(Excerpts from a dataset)
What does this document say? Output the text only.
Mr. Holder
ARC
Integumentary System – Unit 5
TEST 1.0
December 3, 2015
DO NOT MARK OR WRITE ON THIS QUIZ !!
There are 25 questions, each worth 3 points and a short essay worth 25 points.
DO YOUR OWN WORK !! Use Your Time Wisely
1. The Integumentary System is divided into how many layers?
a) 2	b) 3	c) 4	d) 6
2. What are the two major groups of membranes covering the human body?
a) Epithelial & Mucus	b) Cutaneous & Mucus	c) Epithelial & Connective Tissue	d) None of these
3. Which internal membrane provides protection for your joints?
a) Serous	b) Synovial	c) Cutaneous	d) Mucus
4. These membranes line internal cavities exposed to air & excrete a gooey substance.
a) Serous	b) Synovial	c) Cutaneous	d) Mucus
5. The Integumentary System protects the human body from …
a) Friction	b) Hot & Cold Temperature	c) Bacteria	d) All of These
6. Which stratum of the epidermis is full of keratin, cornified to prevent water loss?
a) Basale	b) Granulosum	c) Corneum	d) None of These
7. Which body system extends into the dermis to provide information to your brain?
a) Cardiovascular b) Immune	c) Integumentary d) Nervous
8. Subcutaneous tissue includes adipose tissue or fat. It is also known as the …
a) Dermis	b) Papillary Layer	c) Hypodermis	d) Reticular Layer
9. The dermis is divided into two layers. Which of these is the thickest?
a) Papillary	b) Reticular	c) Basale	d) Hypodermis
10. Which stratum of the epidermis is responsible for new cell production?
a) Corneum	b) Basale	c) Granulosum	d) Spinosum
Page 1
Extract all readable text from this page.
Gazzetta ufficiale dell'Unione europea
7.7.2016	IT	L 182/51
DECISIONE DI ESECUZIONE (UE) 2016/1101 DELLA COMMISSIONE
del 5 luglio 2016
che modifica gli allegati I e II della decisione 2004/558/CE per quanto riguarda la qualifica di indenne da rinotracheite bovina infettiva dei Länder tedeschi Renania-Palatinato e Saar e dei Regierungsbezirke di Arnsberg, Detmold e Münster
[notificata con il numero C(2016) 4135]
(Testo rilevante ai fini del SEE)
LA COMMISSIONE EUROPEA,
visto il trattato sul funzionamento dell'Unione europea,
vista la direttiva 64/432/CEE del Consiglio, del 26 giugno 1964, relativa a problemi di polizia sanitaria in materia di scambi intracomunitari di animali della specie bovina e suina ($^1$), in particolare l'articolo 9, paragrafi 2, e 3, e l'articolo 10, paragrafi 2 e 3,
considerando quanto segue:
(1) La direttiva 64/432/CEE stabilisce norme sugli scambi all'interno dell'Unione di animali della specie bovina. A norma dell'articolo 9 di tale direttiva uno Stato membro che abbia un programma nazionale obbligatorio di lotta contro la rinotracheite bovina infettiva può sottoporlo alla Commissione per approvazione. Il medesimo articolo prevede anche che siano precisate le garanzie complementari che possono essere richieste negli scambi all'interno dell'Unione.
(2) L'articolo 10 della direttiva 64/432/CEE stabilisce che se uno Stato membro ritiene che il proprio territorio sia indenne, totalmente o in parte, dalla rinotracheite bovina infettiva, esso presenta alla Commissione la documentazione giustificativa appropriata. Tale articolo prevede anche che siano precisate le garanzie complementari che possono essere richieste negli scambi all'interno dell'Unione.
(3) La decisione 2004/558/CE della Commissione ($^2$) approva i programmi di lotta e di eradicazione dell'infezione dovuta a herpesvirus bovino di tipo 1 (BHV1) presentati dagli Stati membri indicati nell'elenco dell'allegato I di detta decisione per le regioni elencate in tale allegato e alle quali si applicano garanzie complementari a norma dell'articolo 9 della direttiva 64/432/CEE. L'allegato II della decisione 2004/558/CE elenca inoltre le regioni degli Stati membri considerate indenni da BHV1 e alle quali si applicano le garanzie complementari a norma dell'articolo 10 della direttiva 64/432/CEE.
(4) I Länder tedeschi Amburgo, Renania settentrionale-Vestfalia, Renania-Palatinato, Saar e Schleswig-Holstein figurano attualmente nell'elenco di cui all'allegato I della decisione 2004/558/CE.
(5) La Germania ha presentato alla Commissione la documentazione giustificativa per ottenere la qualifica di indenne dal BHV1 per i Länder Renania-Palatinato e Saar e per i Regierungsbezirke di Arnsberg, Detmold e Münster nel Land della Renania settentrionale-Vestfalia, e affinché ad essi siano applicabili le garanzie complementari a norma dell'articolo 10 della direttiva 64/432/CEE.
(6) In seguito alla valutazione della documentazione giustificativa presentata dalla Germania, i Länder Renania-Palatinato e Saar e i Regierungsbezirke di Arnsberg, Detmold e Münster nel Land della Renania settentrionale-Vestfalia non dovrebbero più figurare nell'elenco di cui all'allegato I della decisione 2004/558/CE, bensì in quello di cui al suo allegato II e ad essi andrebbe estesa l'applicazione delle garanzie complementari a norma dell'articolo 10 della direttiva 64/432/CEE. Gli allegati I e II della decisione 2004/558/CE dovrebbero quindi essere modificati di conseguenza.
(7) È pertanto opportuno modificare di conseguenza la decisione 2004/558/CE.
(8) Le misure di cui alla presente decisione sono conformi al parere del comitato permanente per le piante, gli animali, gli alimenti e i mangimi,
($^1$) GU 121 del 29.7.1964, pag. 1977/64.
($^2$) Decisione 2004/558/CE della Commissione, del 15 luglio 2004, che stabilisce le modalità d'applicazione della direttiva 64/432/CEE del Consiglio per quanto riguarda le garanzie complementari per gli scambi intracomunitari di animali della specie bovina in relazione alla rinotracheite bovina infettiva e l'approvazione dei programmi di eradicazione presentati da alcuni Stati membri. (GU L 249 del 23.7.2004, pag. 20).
==
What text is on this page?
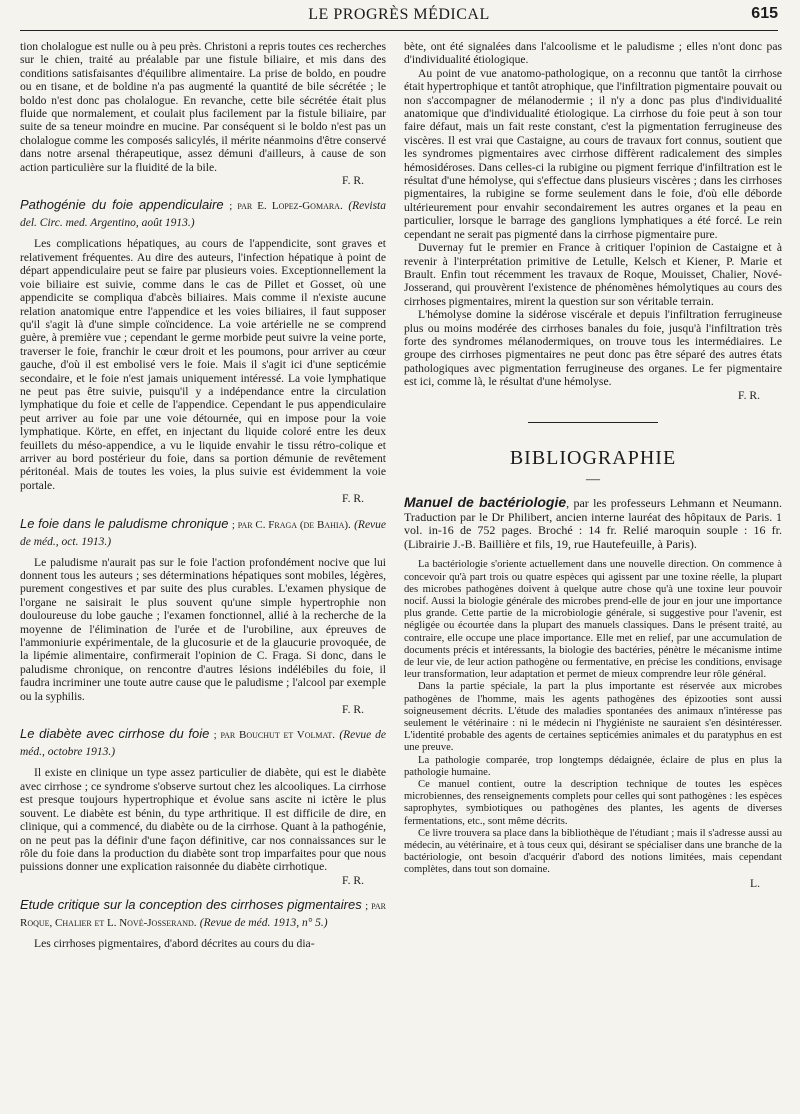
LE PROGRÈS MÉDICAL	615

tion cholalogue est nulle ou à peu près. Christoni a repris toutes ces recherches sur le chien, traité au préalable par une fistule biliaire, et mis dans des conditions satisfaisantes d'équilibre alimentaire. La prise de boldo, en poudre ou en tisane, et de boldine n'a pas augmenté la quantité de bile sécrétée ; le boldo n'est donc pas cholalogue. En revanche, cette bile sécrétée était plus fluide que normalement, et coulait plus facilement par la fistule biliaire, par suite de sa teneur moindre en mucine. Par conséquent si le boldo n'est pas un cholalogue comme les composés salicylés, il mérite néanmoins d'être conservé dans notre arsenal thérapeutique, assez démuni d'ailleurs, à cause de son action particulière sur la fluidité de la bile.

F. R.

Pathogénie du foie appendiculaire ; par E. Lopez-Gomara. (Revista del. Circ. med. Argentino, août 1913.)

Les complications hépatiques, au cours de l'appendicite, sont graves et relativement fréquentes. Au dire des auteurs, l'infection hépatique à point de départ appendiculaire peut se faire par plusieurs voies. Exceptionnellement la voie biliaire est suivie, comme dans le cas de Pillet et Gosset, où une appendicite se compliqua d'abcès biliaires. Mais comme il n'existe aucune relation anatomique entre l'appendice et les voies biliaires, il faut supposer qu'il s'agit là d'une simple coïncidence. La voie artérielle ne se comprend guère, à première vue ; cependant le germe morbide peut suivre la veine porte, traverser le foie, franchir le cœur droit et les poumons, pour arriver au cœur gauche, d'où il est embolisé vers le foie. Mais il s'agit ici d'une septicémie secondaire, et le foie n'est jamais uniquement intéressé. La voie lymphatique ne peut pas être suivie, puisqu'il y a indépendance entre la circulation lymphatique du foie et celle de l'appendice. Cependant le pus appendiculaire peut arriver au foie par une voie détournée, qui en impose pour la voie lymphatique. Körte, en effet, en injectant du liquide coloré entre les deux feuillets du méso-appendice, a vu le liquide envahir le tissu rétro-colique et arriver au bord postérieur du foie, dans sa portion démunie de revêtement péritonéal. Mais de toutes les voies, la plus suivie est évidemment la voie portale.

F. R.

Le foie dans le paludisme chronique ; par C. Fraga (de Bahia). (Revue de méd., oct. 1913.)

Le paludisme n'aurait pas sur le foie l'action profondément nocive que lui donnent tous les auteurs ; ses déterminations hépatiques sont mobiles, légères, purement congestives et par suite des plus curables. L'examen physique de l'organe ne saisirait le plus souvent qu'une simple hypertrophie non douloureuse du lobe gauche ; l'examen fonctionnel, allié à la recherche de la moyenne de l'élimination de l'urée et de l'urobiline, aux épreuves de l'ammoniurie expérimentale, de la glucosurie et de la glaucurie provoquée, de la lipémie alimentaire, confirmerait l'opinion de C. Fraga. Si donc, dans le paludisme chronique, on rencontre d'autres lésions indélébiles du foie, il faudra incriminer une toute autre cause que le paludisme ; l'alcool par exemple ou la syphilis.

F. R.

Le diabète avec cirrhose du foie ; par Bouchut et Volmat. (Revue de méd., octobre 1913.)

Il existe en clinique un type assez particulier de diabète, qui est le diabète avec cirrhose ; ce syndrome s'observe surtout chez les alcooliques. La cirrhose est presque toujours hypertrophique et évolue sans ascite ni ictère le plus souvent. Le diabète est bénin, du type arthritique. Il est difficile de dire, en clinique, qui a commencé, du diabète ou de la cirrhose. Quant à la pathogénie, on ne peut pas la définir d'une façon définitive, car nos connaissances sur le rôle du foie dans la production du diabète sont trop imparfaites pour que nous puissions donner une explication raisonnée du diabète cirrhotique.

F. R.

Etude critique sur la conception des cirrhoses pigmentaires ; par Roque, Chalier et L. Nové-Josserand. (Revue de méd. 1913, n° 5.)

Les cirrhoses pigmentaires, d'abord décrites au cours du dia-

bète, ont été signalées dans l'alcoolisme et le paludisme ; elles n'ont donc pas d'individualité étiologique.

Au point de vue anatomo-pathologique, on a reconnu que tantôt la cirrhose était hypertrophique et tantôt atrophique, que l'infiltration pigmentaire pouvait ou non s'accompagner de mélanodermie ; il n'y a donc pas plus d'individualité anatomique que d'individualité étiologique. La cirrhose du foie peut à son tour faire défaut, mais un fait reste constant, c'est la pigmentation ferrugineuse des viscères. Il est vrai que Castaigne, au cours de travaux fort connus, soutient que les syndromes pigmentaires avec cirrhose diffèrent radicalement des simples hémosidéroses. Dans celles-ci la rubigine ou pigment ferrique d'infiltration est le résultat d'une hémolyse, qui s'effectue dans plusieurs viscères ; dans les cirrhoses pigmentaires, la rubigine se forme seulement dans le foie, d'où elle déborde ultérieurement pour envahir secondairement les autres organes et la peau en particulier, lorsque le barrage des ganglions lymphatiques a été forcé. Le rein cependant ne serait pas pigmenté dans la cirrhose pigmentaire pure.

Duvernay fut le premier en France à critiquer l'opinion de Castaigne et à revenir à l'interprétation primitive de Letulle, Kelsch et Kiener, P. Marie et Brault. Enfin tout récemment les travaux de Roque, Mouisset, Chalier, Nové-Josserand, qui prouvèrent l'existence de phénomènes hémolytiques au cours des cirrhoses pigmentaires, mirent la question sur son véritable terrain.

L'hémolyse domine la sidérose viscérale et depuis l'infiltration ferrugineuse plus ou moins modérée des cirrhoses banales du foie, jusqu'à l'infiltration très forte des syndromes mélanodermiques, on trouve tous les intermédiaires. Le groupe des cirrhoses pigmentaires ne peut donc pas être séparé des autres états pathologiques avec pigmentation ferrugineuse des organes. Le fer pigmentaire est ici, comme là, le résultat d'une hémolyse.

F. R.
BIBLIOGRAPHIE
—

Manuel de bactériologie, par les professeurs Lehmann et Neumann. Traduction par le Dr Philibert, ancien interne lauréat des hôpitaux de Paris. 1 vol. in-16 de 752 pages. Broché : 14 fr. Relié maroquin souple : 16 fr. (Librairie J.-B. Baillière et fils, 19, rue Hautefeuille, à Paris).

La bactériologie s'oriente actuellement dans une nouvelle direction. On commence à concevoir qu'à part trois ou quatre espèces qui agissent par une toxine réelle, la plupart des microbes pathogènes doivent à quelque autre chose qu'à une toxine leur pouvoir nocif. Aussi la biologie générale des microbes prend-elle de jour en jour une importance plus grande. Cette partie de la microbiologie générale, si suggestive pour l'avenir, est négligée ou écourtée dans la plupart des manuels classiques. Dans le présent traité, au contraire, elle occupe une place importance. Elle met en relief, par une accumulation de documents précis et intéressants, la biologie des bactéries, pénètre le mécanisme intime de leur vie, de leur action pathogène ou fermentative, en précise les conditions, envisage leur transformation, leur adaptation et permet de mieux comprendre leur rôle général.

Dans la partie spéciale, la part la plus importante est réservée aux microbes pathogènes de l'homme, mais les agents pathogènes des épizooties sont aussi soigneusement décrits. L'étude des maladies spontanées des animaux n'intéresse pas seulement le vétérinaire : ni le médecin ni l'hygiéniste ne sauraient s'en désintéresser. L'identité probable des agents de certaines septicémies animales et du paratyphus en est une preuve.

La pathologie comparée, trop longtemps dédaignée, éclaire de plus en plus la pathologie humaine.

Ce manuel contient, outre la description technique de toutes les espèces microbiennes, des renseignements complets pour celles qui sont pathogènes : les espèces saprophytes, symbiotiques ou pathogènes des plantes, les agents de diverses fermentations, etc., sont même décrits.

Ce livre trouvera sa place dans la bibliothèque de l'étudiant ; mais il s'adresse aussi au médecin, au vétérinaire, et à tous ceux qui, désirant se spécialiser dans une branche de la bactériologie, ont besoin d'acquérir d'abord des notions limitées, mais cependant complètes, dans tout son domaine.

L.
==
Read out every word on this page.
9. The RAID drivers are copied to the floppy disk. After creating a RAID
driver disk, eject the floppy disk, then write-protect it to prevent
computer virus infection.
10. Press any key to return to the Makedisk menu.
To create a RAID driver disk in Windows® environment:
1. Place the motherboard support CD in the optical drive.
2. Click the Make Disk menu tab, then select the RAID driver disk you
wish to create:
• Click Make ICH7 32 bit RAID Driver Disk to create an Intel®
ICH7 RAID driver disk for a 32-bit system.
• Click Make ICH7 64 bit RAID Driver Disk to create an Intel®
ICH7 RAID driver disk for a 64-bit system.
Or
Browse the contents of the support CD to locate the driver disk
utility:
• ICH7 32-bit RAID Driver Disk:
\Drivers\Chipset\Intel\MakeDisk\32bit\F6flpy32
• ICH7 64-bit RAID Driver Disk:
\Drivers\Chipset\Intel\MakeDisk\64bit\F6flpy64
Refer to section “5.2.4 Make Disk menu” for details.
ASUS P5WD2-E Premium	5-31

- EXERCISE GOAL
If a line in the records includes the string "Roque", copy it.

- ANSWER TO THE EXERCISE
Etude critique sur la conception des cirrhoses pigmentaires ; par Roque, Chalier et L. Nové-Josserand. (Revue de méd. 1913, n° 5.)
Duvernay fut le premier en France à critiquer l'opinion de Castaigne et à revenir à l'interprétation primitive de Letulle, Kelsch et Kiener, P. Marie et Brault. Enfin tout récemment les travaux de Roque, Mouisset, Chalier, Nové-Josserand, qui prouvèrent l'existence de phénomènes hémolytiques au cours des cirrhoses pigmentaires, mirent la question sur son véritable terrain.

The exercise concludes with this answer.